CONSEGNA
Stampa senza alcuna modifica la parte del testo sui coder dojo che va da "Mio figlio Giorgio" fino a "Institute of Technology." compreso.

ESTRATTO DELLA PAGINA
Mio figlio Giorgio è tornato entusiasta anche questa volta, la seconda. Guidato da Gianpiero, volontario del CoderDojo Friuli Venezia Giulia, nel giro di un paio d’ore ha creato un gioco basato su una ranocchia che deve far scoppiare dei palloncini. Un gioco semplice e spartano, con cui però avrebbe giocato tutta la sera, come succede quando inventa nuove costruzioni con i Lego.

Un coder dojo è una palestra di programmazione: non una scuola di coding in senso stretto, ma un’esperienza di avviamento alla logica algoritmica per ragazzi dai 7 anni in su. Si sceglie uno scenario, si introducono personaggi e oggetti, si attribuiscono caratteristiche e azioni e si generano le relazioni che animano il gioco. Il tutto avviene dentro un ambiente di sviluppo amichevole e visuale, Scratch, sviluppato e distribuito gratuitamente dal Massachusetts Institute of Technology.

I coder dojo sono nati in Irlanda nel 2011 e da allora si sono diffusi in tutto il mondo, dando vita a un network globale di volontari ed eventi. L’Italia, per una volta, è uno dei paesi più attivi, con club informali presenti su tutto il territorio e decine di occasioni di incontro ogni mese. Centinaia i mentor, ovvero gli appassionati di programmazione che dedicano alcune ore alle attività di divulgazione. Si moltiplicano anche le occasioni per portare i coder dojo a scuola, coinvolgendo insegnanti e studenti in esperienze didattiche innovative.

DATI DA ANALIZZARE
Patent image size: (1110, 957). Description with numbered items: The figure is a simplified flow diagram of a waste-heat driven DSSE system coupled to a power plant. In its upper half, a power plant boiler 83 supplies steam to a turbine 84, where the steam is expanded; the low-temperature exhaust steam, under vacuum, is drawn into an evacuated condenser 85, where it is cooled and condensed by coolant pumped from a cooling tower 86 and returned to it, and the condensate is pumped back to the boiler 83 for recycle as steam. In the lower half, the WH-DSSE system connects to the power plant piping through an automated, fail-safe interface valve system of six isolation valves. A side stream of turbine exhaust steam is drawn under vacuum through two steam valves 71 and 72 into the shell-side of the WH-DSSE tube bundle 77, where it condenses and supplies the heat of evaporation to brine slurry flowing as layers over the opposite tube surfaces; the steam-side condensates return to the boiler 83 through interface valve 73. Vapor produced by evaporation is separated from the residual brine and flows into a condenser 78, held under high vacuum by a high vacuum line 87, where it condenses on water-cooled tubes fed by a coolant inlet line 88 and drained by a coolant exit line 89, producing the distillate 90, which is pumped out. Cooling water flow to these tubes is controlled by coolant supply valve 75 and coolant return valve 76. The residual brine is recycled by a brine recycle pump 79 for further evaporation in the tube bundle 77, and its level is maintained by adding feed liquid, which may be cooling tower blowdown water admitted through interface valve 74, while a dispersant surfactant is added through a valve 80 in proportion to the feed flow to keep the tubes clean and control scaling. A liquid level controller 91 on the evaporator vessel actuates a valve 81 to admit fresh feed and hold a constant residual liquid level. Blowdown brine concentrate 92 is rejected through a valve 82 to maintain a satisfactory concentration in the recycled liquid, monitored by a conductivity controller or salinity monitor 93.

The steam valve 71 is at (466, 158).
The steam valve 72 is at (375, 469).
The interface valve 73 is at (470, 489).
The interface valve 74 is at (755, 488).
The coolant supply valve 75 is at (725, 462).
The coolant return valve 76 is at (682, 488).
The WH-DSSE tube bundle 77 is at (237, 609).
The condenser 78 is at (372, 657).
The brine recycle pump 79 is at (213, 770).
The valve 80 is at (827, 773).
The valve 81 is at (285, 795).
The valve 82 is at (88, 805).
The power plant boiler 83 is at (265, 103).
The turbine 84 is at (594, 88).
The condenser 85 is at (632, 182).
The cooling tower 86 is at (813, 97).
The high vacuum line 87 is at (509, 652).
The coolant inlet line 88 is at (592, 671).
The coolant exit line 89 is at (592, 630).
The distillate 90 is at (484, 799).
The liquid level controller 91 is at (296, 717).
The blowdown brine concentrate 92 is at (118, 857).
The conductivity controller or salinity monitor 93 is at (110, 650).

SOLUZIONE
Mio figlio Giorgio è tornato entusiasta anche questa volta, la seconda. Guidato da Gianpiero, volontario del CoderDojo Friuli Venezia Giulia, nel giro di un paio d’ore ha creato un gioco basato su una ranocchia che deve far scoppiare dei palloncini. Un gioco semplice e spartano, con cui però avrebbe giocato tutta la sera, come succede quando inventa nuove costruzioni con i Lego.

Un coder dojo è una palestra di programmazione: non una scuola di coding in senso stretto, ma un’esperienza di avviamento alla logica algoritmica per ragazzi dai 7 anni in su. Si sceglie uno scenario, si introducono personaggi e oggetti, si attribuiscono caratteristiche e azioni e si generano le relazioni che animano il gioco. Il tutto avviene dentro un ambiente di sviluppo amichevole e visuale, Scratch, sviluppato e distribuito gratuitamente dal Massachusetts Institute of Technology.